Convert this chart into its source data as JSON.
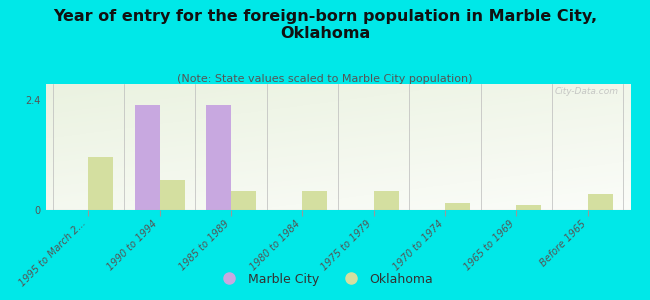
{
  "title": "Year of entry for the foreign-born population in Marble City,\nOklahoma",
  "subtitle": "(Note: State values scaled to Marble City population)",
  "categories": [
    "1995 to March 2...",
    "1990 to 1994",
    "1985 to 1989",
    "1980 to 1984",
    "1975 to 1979",
    "1970 to 1974",
    "1965 to 1969",
    "Before 1965"
  ],
  "marble_city_values": [
    0.0,
    2.3,
    2.3,
    0.0,
    0.0,
    0.0,
    0.0,
    0.0
  ],
  "oklahoma_values": [
    1.15,
    0.65,
    0.42,
    0.42,
    0.42,
    0.15,
    0.1,
    0.35
  ],
  "marble_city_color": "#c8a8e0",
  "oklahoma_color": "#d4dfa0",
  "background_color": "#00e8e8",
  "ylim": [
    0,
    2.75
  ],
  "yticks": [
    0,
    2.4
  ],
  "bar_width": 0.35,
  "watermark": "City-Data.com",
  "title_fontsize": 11.5,
  "subtitle_fontsize": 8,
  "tick_fontsize": 7,
  "legend_fontsize": 9
}
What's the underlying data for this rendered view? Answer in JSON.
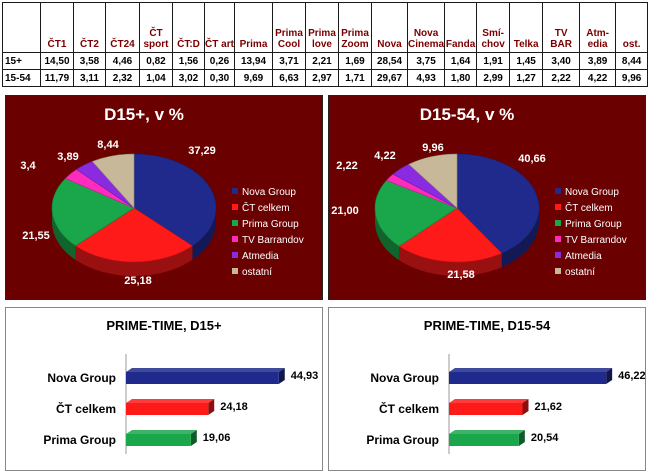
{
  "table": {
    "columns": [
      "ČT1",
      "ČT2",
      "ČT24",
      "ČT sport",
      "ČT:D",
      "ČT art",
      "Prima",
      "Prima Cool",
      "Prima love",
      "Prima Zoom",
      "Nova",
      "Nova Cinema",
      "Fanda",
      "Smí-chov",
      "Telka",
      "TV BAR",
      "Atm-edia",
      "ost."
    ],
    "rows": [
      {
        "label": "15+",
        "values": [
          "14,50",
          "3,58",
          "4,46",
          "0,82",
          "1,56",
          "0,26",
          "13,94",
          "3,71",
          "2,21",
          "1,69",
          "28,54",
          "3,75",
          "1,64",
          "1,91",
          "1,45",
          "3,40",
          "3,89",
          "8,44"
        ]
      },
      {
        "label": "15-54",
        "values": [
          "11,79",
          "3,11",
          "2,32",
          "1,04",
          "3,02",
          "0,30",
          "9,69",
          "6,63",
          "2,97",
          "1,71",
          "29,67",
          "4,93",
          "1,80",
          "2,99",
          "1,27",
          "2,22",
          "4,22",
          "9,96"
        ]
      }
    ]
  },
  "chart_data": [
    {
      "type": "pie",
      "title": "D15+, v %",
      "categories": [
        "Nova Group",
        "ČT celkem",
        "Prima Group",
        "TV Barrandov",
        "Atmedia",
        "ostatní"
      ],
      "values": [
        37.29,
        25.18,
        21.55,
        3.4,
        3.89,
        8.44
      ],
      "labels": [
        "37,29",
        "25,18",
        "21,55",
        "3,4",
        "3,89",
        "8,44"
      ],
      "colors": [
        "#1f2a8c",
        "#ff1a1a",
        "#1aa64a",
        "#ff2bbd",
        "#8a2be2",
        "#c8b89a"
      ],
      "legend": "right"
    },
    {
      "type": "pie",
      "title": "D15-54, v %",
      "categories": [
        "Nova Group",
        "ČT celkem",
        "Prima Group",
        "TV Barrandov",
        "Atmedia",
        "ostatní"
      ],
      "values": [
        40.66,
        21.58,
        21.0,
        2.22,
        4.22,
        9.96
      ],
      "labels": [
        "40,66",
        "21,58",
        "21,00",
        "2,22",
        "4,22",
        "9,96"
      ],
      "colors": [
        "#1f2a8c",
        "#ff1a1a",
        "#1aa64a",
        "#ff2bbd",
        "#8a2be2",
        "#c8b89a"
      ],
      "legend": "right"
    },
    {
      "type": "bar",
      "orientation": "horizontal",
      "title": "PRIME-TIME, D15+",
      "categories": [
        "Nova Group",
        "ČT celkem",
        "Prima Group"
      ],
      "values": [
        44.93,
        24.18,
        19.06
      ],
      "labels": [
        "44,93",
        "24,18",
        "19,06"
      ],
      "colors": [
        "#1f2a8c",
        "#ff1a1a",
        "#1aa64a"
      ],
      "xlim": [
        0,
        50
      ]
    },
    {
      "type": "bar",
      "orientation": "horizontal",
      "title": "PRIME-TIME, D15-54",
      "categories": [
        "Nova Group",
        "ČT celkem",
        "Prima Group"
      ],
      "values": [
        46.22,
        21.62,
        20.54
      ],
      "labels": [
        "46,22",
        "21,62",
        "20,54"
      ],
      "colors": [
        "#1f2a8c",
        "#ff1a1a",
        "#1aa64a"
      ],
      "xlim": [
        0,
        50
      ]
    }
  ]
}
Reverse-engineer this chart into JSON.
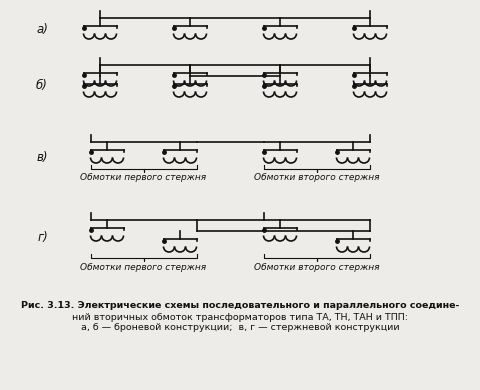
{
  "background_color": "#eeece8",
  "line_color": "#111111",
  "line_width": 1.2,
  "label_a": "а)",
  "label_b": "б)",
  "label_v": "в)",
  "label_g": "г)",
  "text_first_stem": "Обмотки первого стержня",
  "text_second_stem": "Обмотки второго стержня",
  "caption_line1": "Рис. 3.13. Электрические схемы последовательного и параллельного соедине-",
  "caption_line2": "ний вторичных обмоток трансформаторов типа ТА, ТН, ТАН и ТПП:",
  "caption_line3": "а, б — броневой конструкции;  в, г — стержневой конструкции",
  "font_size_label": 8.5,
  "font_size_caption": 6.8,
  "font_size_brace_label": 6.5
}
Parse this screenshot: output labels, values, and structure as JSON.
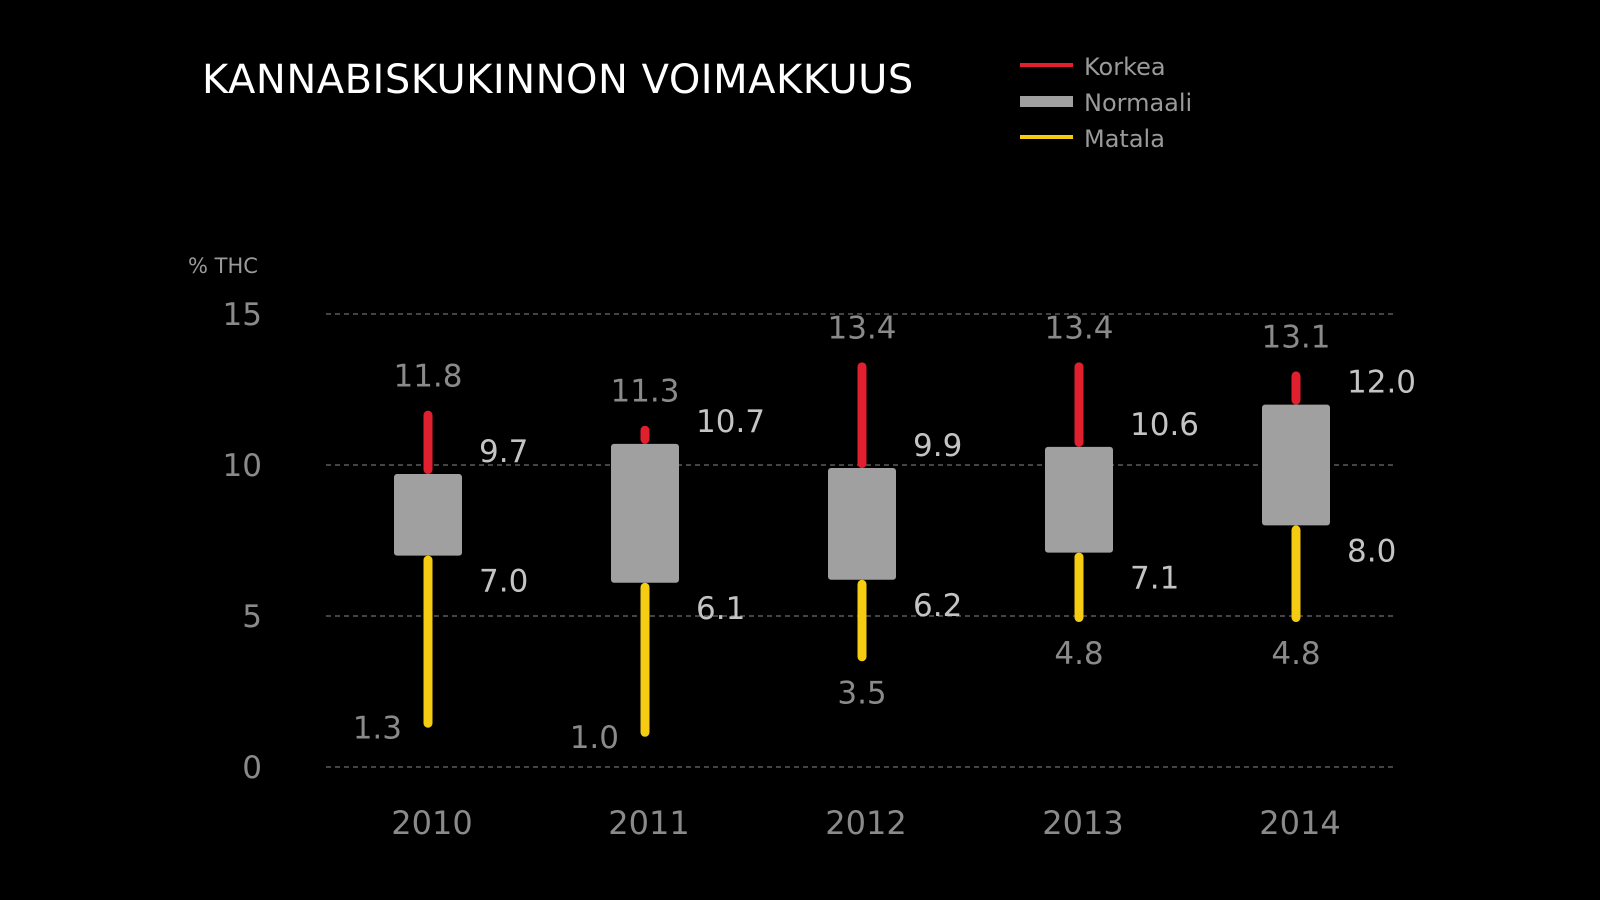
{
  "chart_data": {
    "type": "boxplot",
    "title": "KANNABISKUKINNON VOIMAKKUUS",
    "unit_label": "% THC",
    "ylim": [
      0,
      15
    ],
    "yticks": [
      "0",
      "5",
      "10",
      "15"
    ],
    "categories": [
      "2010",
      "2011",
      "2012",
      "2013",
      "2014"
    ],
    "legend": [
      {
        "label": "Korkea",
        "color": "#e0202e",
        "shape": "line"
      },
      {
        "label": "Normaali",
        "color": "#a0a0a0",
        "shape": "box"
      },
      {
        "label": "Matala",
        "color": "#f5cc12",
        "shape": "line"
      }
    ],
    "series": {
      "min": [
        1.3,
        1.0,
        3.5,
        4.8,
        4.8
      ],
      "q1": [
        7.0,
        6.1,
        6.2,
        7.1,
        8.0
      ],
      "q3": [
        9.7,
        10.7,
        9.9,
        10.6,
        12.0
      ],
      "max": [
        11.8,
        11.3,
        13.4,
        13.4,
        13.1
      ]
    },
    "value_labels": {
      "min": [
        "1.3",
        "1.0",
        "3.5",
        "4.8",
        "4.8"
      ],
      "q1": [
        "7.0",
        "6.1",
        "6.2",
        "7.1",
        "8.0"
      ],
      "q3": [
        "9.7",
        "10.7",
        "9.9",
        "10.6",
        "12.0"
      ],
      "max": [
        "11.8",
        "11.3",
        "13.4",
        "13.4",
        "13.1"
      ]
    },
    "colors": {
      "high": "#e0202e",
      "box": "#a0a0a0",
      "low": "#f5cc12",
      "grid": "#6e6e6e"
    },
    "grid": true,
    "legend_position": "top-right"
  }
}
• • • •
Pictures in the records above are not copied; print everything else exactly.

Convert this chart into its source data as JSON.
{
  "title": "Year of entry for the foreign-born population in Marble City,\nOklahoma",
  "subtitle": "(Note: State values scaled to Marble City population)",
  "categories": [
    "1995 to March 2...",
    "1990 to 1994",
    "1985 to 1989",
    "1980 to 1984",
    "1975 to 1979",
    "1970 to 1974",
    "1965 to 1969",
    "Before 1965"
  ],
  "marble_city_values": [
    0.0,
    2.3,
    2.3,
    0.0,
    0.0,
    0.0,
    0.0,
    0.0
  ],
  "oklahoma_values": [
    1.15,
    0.65,
    0.42,
    0.42,
    0.42,
    0.15,
    0.1,
    0.35
  ],
  "marble_city_color": "#c8a8e0",
  "oklahoma_color": "#d4dfa0",
  "background_color": "#00e8e8",
  "ylim": [
    0,
    2.75
  ],
  "yticks": [
    0,
    2.4
  ],
  "bar_width": 0.35,
  "watermark": "City-Data.com",
  "title_fontsize": 11.5,
  "subtitle_fontsize": 8,
  "tick_fontsize": 7,
  "legend_fontsize": 9
}
What's the underlying data for this rendered view? Answer in JSON.
{
  "table": {
    "columns": [
      "ČT1",
      "ČT2",
      "ČT24",
      "ČT sport",
      "ČT:D",
      "ČT art",
      "Prima",
      "Prima Cool",
      "Prima love",
      "Prima Zoom",
      "Nova",
      "Nova Cinema",
      "Fanda",
      "Smí-chov",
      "Telka",
      "TV BAR",
      "Atm-edia",
      "ost."
    ],
    "rows": [
      {
        "label": "15+",
        "values": [
          "14,50",
          "3,58",
          "4,46",
          "0,82",
          "1,56",
          "0,26",
          "13,94",
          "3,71",
          "2,21",
          "1,69",
          "28,54",
          "3,75",
          "1,64",
          "1,91",
          "1,45",
          "3,40",
          "3,89",
          "8,44"
        ]
      },
      {
        "label": "15-54",
        "values": [
          "11,79",
          "3,11",
          "2,32",
          "1,04",
          "3,02",
          "0,30",
          "9,69",
          "6,63",
          "2,97",
          "1,71",
          "29,67",
          "4,93",
          "1,80",
          "2,99",
          "1,27",
          "2,22",
          "4,22",
          "9,96"
        ]
      }
    ]
  },
  "chart_data": [
    {
      "type": "pie",
      "title": "D15+, v %",
      "categories": [
        "Nova Group",
        "ČT celkem",
        "Prima Group",
        "TV Barrandov",
        "Atmedia",
        "ostatní"
      ],
      "values": [
        37.29,
        25.18,
        21.55,
        3.4,
        3.89,
        8.44
      ],
      "labels": [
        "37,29",
        "25,18",
        "21,55",
        "3,4",
        "3,89",
        "8,44"
      ],
      "colors": [
        "#1f2a8c",
        "#ff1a1a",
        "#1aa64a",
        "#ff2bbd",
        "#8a2be2",
        "#c8b89a"
      ],
      "legend": "right"
    },
    {
      "type": "pie",
      "title": "D15-54, v %",
      "categories": [
        "Nova Group",
        "ČT celkem",
        "Prima Group",
        "TV Barrandov",
        "Atmedia",
        "ostatní"
      ],
      "values": [
        40.66,
        21.58,
        21.0,
        2.22,
        4.22,
        9.96
      ],
      "labels": [
        "40,66",
        "21,58",
        "21,00",
        "2,22",
        "4,22",
        "9,96"
      ],
      "colors": [
        "#1f2a8c",
        "#ff1a1a",
        "#1aa64a",
        "#ff2bbd",
        "#8a2be2",
        "#c8b89a"
      ],
      "legend": "right"
    },
    {
      "type": "bar",
      "orientation": "horizontal",
      "title": "PRIME-TIME, D15+",
      "categories": [
        "Nova Group",
        "ČT celkem",
        "Prima Group"
      ],
      "values": [
        44.93,
        24.18,
        19.06
      ],
      "labels": [
        "44,93",
        "24,18",
        "19,06"
      ],
      "colors": [
        "#1f2a8c",
        "#ff1a1a",
        "#1aa64a"
      ],
      "xlim": [
        0,
        50
      ]
    },
    {
      "type": "bar",
      "orientation": "horizontal",
      "title": "PRIME-TIME, D15-54",
      "categories": [
        "Nova Group",
        "ČT celkem",
        "Prima Group"
      ],
      "values": [
        46.22,
        21.62,
        20.54
      ],
      "labels": [
        "46,22",
        "21,62",
        "20,54"
      ],
      "colors": [
        "#1f2a8c",
        "#ff1a1a",
        "#1aa64a"
      ],
      "xlim": [
        0,
        50
      ]
    }
  ]
}
Reverse-engineer this chart into JSON.
{
  "background_color": "#eeece8",
  "line_color": "#111111",
  "line_width": 1.2,
  "label_a": "а)",
  "label_b": "б)",
  "label_v": "в)",
  "label_g": "г)",
  "text_first_stem": "Обмотки первого стержня",
  "text_second_stem": "Обмотки второго стержня",
  "caption_line1": "Рис. 3.13. Электрические схемы последовательного и параллельного соедине-",
  "caption_line2": "ний вторичных обмоток трансформаторов типа ТА, ТН, ТАН и ТПП:",
  "caption_line3": "а, б — броневой конструкции;  в, г — стержневой конструкции",
  "font_size_label": 8.5,
  "font_size_caption": 6.8,
  "font_size_brace_label": 6.5
}
Parse this screenshot: output labels, values, and structure as JSON.
{
  "chart_data": {
    "type": "boxplot",
    "title": "KANNABISKUKINNON VOIMAKKUUS",
    "unit_label": "% THC",
    "ylim": [
      0,
      15
    ],
    "yticks": [
      "0",
      "5",
      "10",
      "15"
    ],
    "categories": [
      "2010",
      "2011",
      "2012",
      "2013",
      "2014"
    ],
    "legend": [
      {
        "label": "Korkea",
        "color": "#e0202e",
        "shape": "line"
      },
      {
        "label": "Normaali",
        "color": "#a0a0a0",
        "shape": "box"
      },
      {
        "label": "Matala",
        "color": "#f5cc12",
        "shape": "line"
      }
    ],
    "series": {
      "min": [
        1.3,
        1.0,
        3.5,
        4.8,
        4.8
      ],
      "q1": [
        7.0,
        6.1,
        6.2,
        7.1,
        8.0
      ],
      "q3": [
        9.7,
        10.7,
        9.9,
        10.6,
        12.0
      ],
      "max": [
        11.8,
        11.3,
        13.4,
        13.4,
        13.1
      ]
    },
    "value_labels": {
      "min": [
        "1.3",
        "1.0",
        "3.5",
        "4.8",
        "4.8"
      ],
      "q1": [
        "7.0",
        "6.1",
        "6.2",
        "7.1",
        "8.0"
      ],
      "q3": [
        "9.7",
        "10.7",
        "9.9",
        "10.6",
        "12.0"
      ],
      "max": [
        "11.8",
        "11.3",
        "13.4",
        "13.4",
        "13.1"
      ]
    },
    "colors": {
      "high": "#e0202e",
      "box": "#a0a0a0",
      "low": "#f5cc12",
      "grid": "#6e6e6e"
    },
    "grid": true,
    "legend_position": "top-right"
  }
}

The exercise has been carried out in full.